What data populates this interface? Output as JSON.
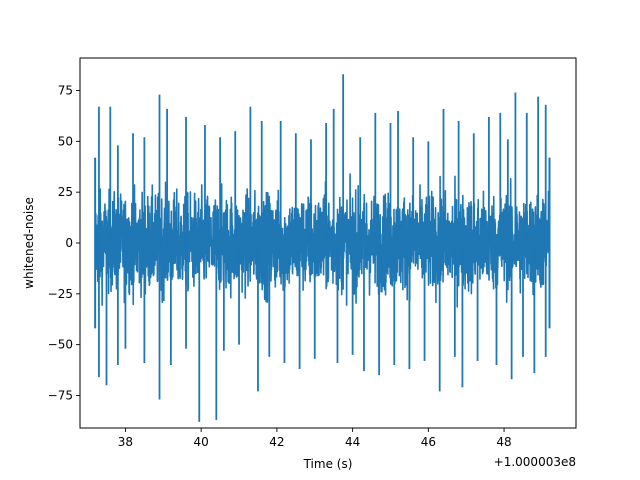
{
  "chart_data": {
    "type": "line",
    "title": "",
    "xlabel": "Time (s)",
    "ylabel": "whitened-noise",
    "x_offset_label": "+1.000003e8",
    "xlim": [
      36.8,
      49.9
    ],
    "ylim": [
      -91,
      91
    ],
    "x_ticks": [
      38,
      40,
      42,
      44,
      46,
      48
    ],
    "x_tick_labels": [
      "38",
      "40",
      "42",
      "44",
      "46",
      "48"
    ],
    "y_ticks": [
      -75,
      -50,
      -25,
      0,
      25,
      50,
      75
    ],
    "y_tick_labels": [
      "−75",
      "−50",
      "−25",
      "0",
      "25",
      "50",
      "75"
    ],
    "grid": false,
    "line_color": "#1f77b4",
    "series": [
      {
        "x_range": [
          37.2,
          49.2
        ],
        "typical_band": [
          -40,
          40
        ],
        "peaks": [
          {
            "x": 37.3,
            "y": 67
          },
          {
            "x": 37.6,
            "y": 67
          },
          {
            "x": 37.8,
            "y": 48
          },
          {
            "x": 38.2,
            "y": 54
          },
          {
            "x": 38.5,
            "y": 52
          },
          {
            "x": 38.9,
            "y": 73
          },
          {
            "x": 39.1,
            "y": 66
          },
          {
            "x": 39.6,
            "y": 62
          },
          {
            "x": 40.1,
            "y": 58
          },
          {
            "x": 40.5,
            "y": 52
          },
          {
            "x": 40.9,
            "y": 55
          },
          {
            "x": 41.3,
            "y": 67
          },
          {
            "x": 41.6,
            "y": 60
          },
          {
            "x": 42.1,
            "y": 60
          },
          {
            "x": 42.5,
            "y": 54
          },
          {
            "x": 42.9,
            "y": 51
          },
          {
            "x": 43.3,
            "y": 59
          },
          {
            "x": 43.5,
            "y": 66
          },
          {
            "x": 43.75,
            "y": 83
          },
          {
            "x": 44.2,
            "y": 52
          },
          {
            "x": 44.6,
            "y": 64
          },
          {
            "x": 45.0,
            "y": 59
          },
          {
            "x": 45.2,
            "y": 65
          },
          {
            "x": 45.6,
            "y": 52
          },
          {
            "x": 46.0,
            "y": 50
          },
          {
            "x": 46.4,
            "y": 66
          },
          {
            "x": 46.8,
            "y": 60
          },
          {
            "x": 47.2,
            "y": 54
          },
          {
            "x": 47.6,
            "y": 62
          },
          {
            "x": 47.9,
            "y": 64
          },
          {
            "x": 48.1,
            "y": 51
          },
          {
            "x": 48.3,
            "y": 74
          },
          {
            "x": 48.6,
            "y": 64
          },
          {
            "x": 48.9,
            "y": 72
          },
          {
            "x": 49.1,
            "y": 68
          }
        ],
        "troughs": [
          {
            "x": 37.3,
            "y": -66
          },
          {
            "x": 37.5,
            "y": -70
          },
          {
            "x": 37.8,
            "y": -60
          },
          {
            "x": 38.0,
            "y": -52
          },
          {
            "x": 38.5,
            "y": -59
          },
          {
            "x": 38.9,
            "y": -77
          },
          {
            "x": 39.2,
            "y": -60
          },
          {
            "x": 39.6,
            "y": -52
          },
          {
            "x": 39.95,
            "y": -88
          },
          {
            "x": 40.4,
            "y": -87
          },
          {
            "x": 40.6,
            "y": -53
          },
          {
            "x": 41.0,
            "y": -50
          },
          {
            "x": 41.5,
            "y": -73
          },
          {
            "x": 41.8,
            "y": -56
          },
          {
            "x": 42.2,
            "y": -59
          },
          {
            "x": 42.6,
            "y": -62
          },
          {
            "x": 43.0,
            "y": -57
          },
          {
            "x": 43.6,
            "y": -59
          },
          {
            "x": 44.0,
            "y": -55
          },
          {
            "x": 44.3,
            "y": -63
          },
          {
            "x": 44.7,
            "y": -65
          },
          {
            "x": 45.1,
            "y": -60
          },
          {
            "x": 45.5,
            "y": -62
          },
          {
            "x": 45.9,
            "y": -58
          },
          {
            "x": 46.3,
            "y": -73
          },
          {
            "x": 46.7,
            "y": -56
          },
          {
            "x": 46.9,
            "y": -71
          },
          {
            "x": 47.3,
            "y": -58
          },
          {
            "x": 47.8,
            "y": -60
          },
          {
            "x": 48.2,
            "y": -67
          },
          {
            "x": 48.5,
            "y": -56
          },
          {
            "x": 48.8,
            "y": -64
          },
          {
            "x": 49.1,
            "y": -56
          }
        ]
      }
    ]
  }
}
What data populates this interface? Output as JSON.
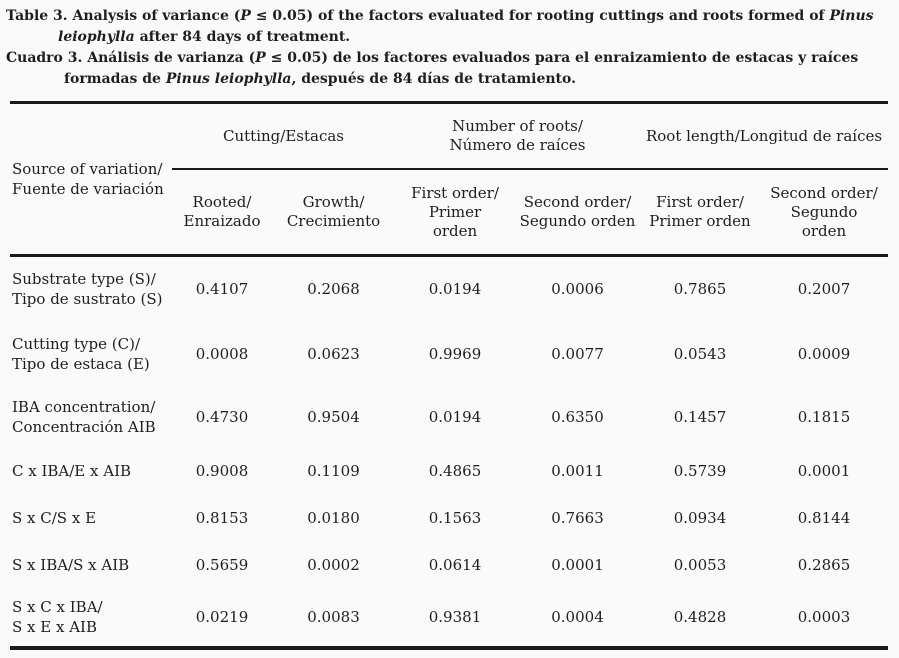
{
  "colors": {
    "background": "#fafafa",
    "text": "#1e1e1e",
    "rule": "#1a1a1a"
  },
  "captions": {
    "english": [
      [
        {
          "t": "Table 3. Analysis of variance ("
        },
        {
          "t": "P",
          "i": true
        },
        {
          "t": " ≤ 0.05) of the factors evaluated for rooting cuttings and roots formed of "
        },
        {
          "t": "Pinus",
          "i": true
        }
      ],
      [
        {
          "t": "leiophylla",
          "i": true
        },
        {
          "t": " after 84 days of treatment."
        }
      ]
    ],
    "spanish": [
      [
        {
          "t": "Cuadro 3. Análisis de varianza ("
        },
        {
          "t": "P",
          "i": true
        },
        {
          "t": " ≤ 0.05) de los factores evaluados para el enraizamiento de estacas y raíces"
        }
      ],
      [
        {
          "t": "formadas de "
        },
        {
          "t": "Pinus leiophylla",
          "i": true
        },
        {
          "t": ", después de 84 días de tratamiento."
        }
      ]
    ]
  },
  "table": {
    "stub_lines": [
      "Source of variation/",
      "Fuente de variación"
    ],
    "groups": [
      [
        "Cutting/Estacas"
      ],
      [
        "Number of roots/",
        "Número de raíces"
      ],
      [
        "Root length/Longitud de raíces"
      ]
    ],
    "subheaders": [
      [
        "Rooted/",
        "Enraizado"
      ],
      [
        "Growth/",
        "Crecimiento"
      ],
      [
        "First order/",
        "Primer",
        "orden"
      ],
      [
        "Second order/",
        "Segundo orden"
      ],
      [
        "First order/",
        "Primer orden"
      ],
      [
        "Second order/",
        "Segundo",
        "orden"
      ]
    ],
    "rows": [
      {
        "label": [
          "Substrate type (S)/",
          "Tipo de sustrato (S)"
        ],
        "values": [
          "0.4107",
          "0.2068",
          "0.0194",
          "0.0006",
          "0.7865",
          "0.2007"
        ]
      },
      {
        "label": [
          "Cutting type (C)/",
          "Tipo de estaca (E)"
        ],
        "values": [
          "0.0008",
          "0.0623",
          "0.9969",
          "0.0077",
          "0.0543",
          "0.0009"
        ]
      },
      {
        "label": [
          "IBA concentration/",
          "Concentración AIB"
        ],
        "values": [
          "0.4730",
          "0.9504",
          "0.0194",
          "0.6350",
          "0.1457",
          "0.1815"
        ]
      },
      {
        "label": [
          "C x IBA/E x AIB"
        ],
        "values": [
          "0.9008",
          "0.1109",
          "0.4865",
          "0.0011",
          "0.5739",
          "0.0001"
        ]
      },
      {
        "label": [
          "S x C/S x E"
        ],
        "values": [
          "0.8153",
          "0.0180",
          "0.1563",
          "0.7663",
          "0.0934",
          "0.8144"
        ]
      },
      {
        "label": [
          "S x IBA/S x AIB"
        ],
        "values": [
          "0.5659",
          "0.0002",
          "0.0614",
          "0.0001",
          "0.0053",
          "0.2865"
        ]
      },
      {
        "label": [
          "S x C x IBA/",
          "S x E x AIB"
        ],
        "values": [
          "0.0219",
          "0.0083",
          "0.9381",
          "0.0004",
          "0.4828",
          "0.0003"
        ]
      }
    ]
  }
}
========================
Reproduce the material in its entirety and word for word, without the pictures.

> [REPLY]
What data populates this interface? Output as JSON.
{
  "chart_data": {
    "type": "line",
    "title": "",
    "xlabel": "Time (s)",
    "ylabel": "whitened-noise",
    "x_offset_label": "+1.000003e8",
    "xlim": [
      36.8,
      49.9
    ],
    "ylim": [
      -91,
      91
    ],
    "x_ticks": [
      38,
      40,
      42,
      44,
      46,
      48
    ],
    "x_tick_labels": [
      "38",
      "40",
      "42",
      "44",
      "46",
      "48"
    ],
    "y_ticks": [
      -75,
      -50,
      -25,
      0,
      25,
      50,
      75
    ],
    "y_tick_labels": [
      "−75",
      "−50",
      "−25",
      "0",
      "25",
      "50",
      "75"
    ],
    "grid": false,
    "line_color": "#1f77b4",
    "series": [
      {
        "x_range": [
          37.2,
          49.2
        ],
        "typical_band": [
          -40,
          40
        ],
        "peaks": [
          {
            "x": 37.3,
            "y": 67
          },
          {
            "x": 37.6,
            "y": 67
          },
          {
            "x": 37.8,
            "y": 48
          },
          {
            "x": 38.2,
            "y": 54
          },
          {
            "x": 38.5,
            "y": 52
          },
          {
            "x": 38.9,
            "y": 73
          },
          {
            "x": 39.1,
            "y": 66
          },
          {
            "x": 39.6,
            "y": 62
          },
          {
            "x": 40.1,
            "y": 58
          },
          {
            "x": 40.5,
            "y": 52
          },
          {
            "x": 40.9,
            "y": 55
          },
          {
            "x": 41.3,
            "y": 67
          },
          {
            "x": 41.6,
            "y": 60
          },
          {
            "x": 42.1,
            "y": 60
          },
          {
            "x": 42.5,
            "y": 54
          },
          {
            "x": 42.9,
            "y": 51
          },
          {
            "x": 43.3,
            "y": 59
          },
          {
            "x": 43.5,
            "y": 66
          },
          {
            "x": 43.75,
            "y": 83
          },
          {
            "x": 44.2,
            "y": 52
          },
          {
            "x": 44.6,
            "y": 64
          },
          {
            "x": 45.0,
            "y": 59
          },
          {
            "x": 45.2,
            "y": 65
          },
          {
            "x": 45.6,
            "y": 52
          },
          {
            "x": 46.0,
            "y": 50
          },
          {
            "x": 46.4,
            "y": 66
          },
          {
            "x": 46.8,
            "y": 60
          },
          {
            "x": 47.2,
            "y": 54
          },
          {
            "x": 47.6,
            "y": 62
          },
          {
            "x": 47.9,
            "y": 64
          },
          {
            "x": 48.1,
            "y": 51
          },
          {
            "x": 48.3,
            "y": 74
          },
          {
            "x": 48.6,
            "y": 64
          },
          {
            "x": 48.9,
            "y": 72
          },
          {
            "x": 49.1,
            "y": 68
          }
        ],
        "troughs": [
          {
            "x": 37.3,
            "y": -66
          },
          {
            "x": 37.5,
            "y": -70
          },
          {
            "x": 37.8,
            "y": -60
          },
          {
            "x": 38.0,
            "y": -52
          },
          {
            "x": 38.5,
            "y": -59
          },
          {
            "x": 38.9,
            "y": -77
          },
          {
            "x": 39.2,
            "y": -60
          },
          {
            "x": 39.6,
            "y": -52
          },
          {
            "x": 39.95,
            "y": -88
          },
          {
            "x": 40.4,
            "y": -87
          },
          {
            "x": 40.6,
            "y": -53
          },
          {
            "x": 41.0,
            "y": -50
          },
          {
            "x": 41.5,
            "y": -73
          },
          {
            "x": 41.8,
            "y": -56
          },
          {
            "x": 42.2,
            "y": -59
          },
          {
            "x": 42.6,
            "y": -62
          },
          {
            "x": 43.0,
            "y": -57
          },
          {
            "x": 43.6,
            "y": -59
          },
          {
            "x": 44.0,
            "y": -55
          },
          {
            "x": 44.3,
            "y": -63
          },
          {
            "x": 44.7,
            "y": -65
          },
          {
            "x": 45.1,
            "y": -60
          },
          {
            "x": 45.5,
            "y": -62
          },
          {
            "x": 45.9,
            "y": -58
          },
          {
            "x": 46.3,
            "y": -73
          },
          {
            "x": 46.7,
            "y": -56
          },
          {
            "x": 46.9,
            "y": -71
          },
          {
            "x": 47.3,
            "y": -58
          },
          {
            "x": 47.8,
            "y": -60
          },
          {
            "x": 48.2,
            "y": -67
          },
          {
            "x": 48.5,
            "y": -56
          },
          {
            "x": 48.8,
            "y": -64
          },
          {
            "x": 49.1,
            "y": -56
          }
        ]
      }
    ]
  }
}
What data populates this interface? Output as JSON.
{
  "colors": {
    "background": "#fafafa",
    "text": "#1e1e1e",
    "rule": "#1a1a1a"
  },
  "captions": {
    "english": [
      [
        {
          "t": "Table 3. Analysis of variance ("
        },
        {
          "t": "P",
          "i": true
        },
        {
          "t": " ≤ 0.05) of the factors evaluated for rooting cuttings and roots formed of "
        },
        {
          "t": "Pinus",
          "i": true
        }
      ],
      [
        {
          "t": "leiophylla",
          "i": true
        },
        {
          "t": " after 84 days of treatment."
        }
      ]
    ],
    "spanish": [
      [
        {
          "t": "Cuadro 3. Análisis de varianza ("
        },
        {
          "t": "P",
          "i": true
        },
        {
          "t": " ≤ 0.05) de los factores evaluados para el enraizamiento de estacas y raíces"
        }
      ],
      [
        {
          "t": "formadas de "
        },
        {
          "t": "Pinus leiophylla",
          "i": true
        },
        {
          "t": ", después de 84 días de tratamiento."
        }
      ]
    ]
  },
  "table": {
    "stub_lines": [
      "Source of variation/",
      "Fuente de variación"
    ],
    "groups": [
      [
        "Cutting/Estacas"
      ],
      [
        "Number of roots/",
        "Número de raíces"
      ],
      [
        "Root length/Longitud de raíces"
      ]
    ],
    "subheaders": [
      [
        "Rooted/",
        "Enraizado"
      ],
      [
        "Growth/",
        "Crecimiento"
      ],
      [
        "First order/",
        "Primer",
        "orden"
      ],
      [
        "Second order/",
        "Segundo orden"
      ],
      [
        "First order/",
        "Primer orden"
      ],
      [
        "Second order/",
        "Segundo",
        "orden"
      ]
    ],
    "rows": [
      {
        "label": [
          "Substrate type (S)/",
          "Tipo de sustrato (S)"
        ],
        "values": [
          "0.4107",
          "0.2068",
          "0.0194",
          "0.0006",
          "0.7865",
          "0.2007"
        ]
      },
      {
        "label": [
          "Cutting type (C)/",
          "Tipo de estaca (E)"
        ],
        "values": [
          "0.0008",
          "0.0623",
          "0.9969",
          "0.0077",
          "0.0543",
          "0.0009"
        ]
      },
      {
        "label": [
          "IBA concentration/",
          "Concentración AIB"
        ],
        "values": [
          "0.4730",
          "0.9504",
          "0.0194",
          "0.6350",
          "0.1457",
          "0.1815"
        ]
      },
      {
        "label": [
          "C x IBA/E x AIB"
        ],
        "values": [
          "0.9008",
          "0.1109",
          "0.4865",
          "0.0011",
          "0.5739",
          "0.0001"
        ]
      },
      {
        "label": [
          "S x C/S x E"
        ],
        "values": [
          "0.8153",
          "0.0180",
          "0.1563",
          "0.7663",
          "0.0934",
          "0.8144"
        ]
      },
      {
        "label": [
          "S x IBA/S x AIB"
        ],
        "values": [
          "0.5659",
          "0.0002",
          "0.0614",
          "0.0001",
          "0.0053",
          "0.2865"
        ]
      },
      {
        "label": [
          "S x C x IBA/",
          "S x E x AIB"
        ],
        "values": [
          "0.0219",
          "0.0083",
          "0.9381",
          "0.0004",
          "0.4828",
          "0.0003"
        ]
      }
    ]
  }
}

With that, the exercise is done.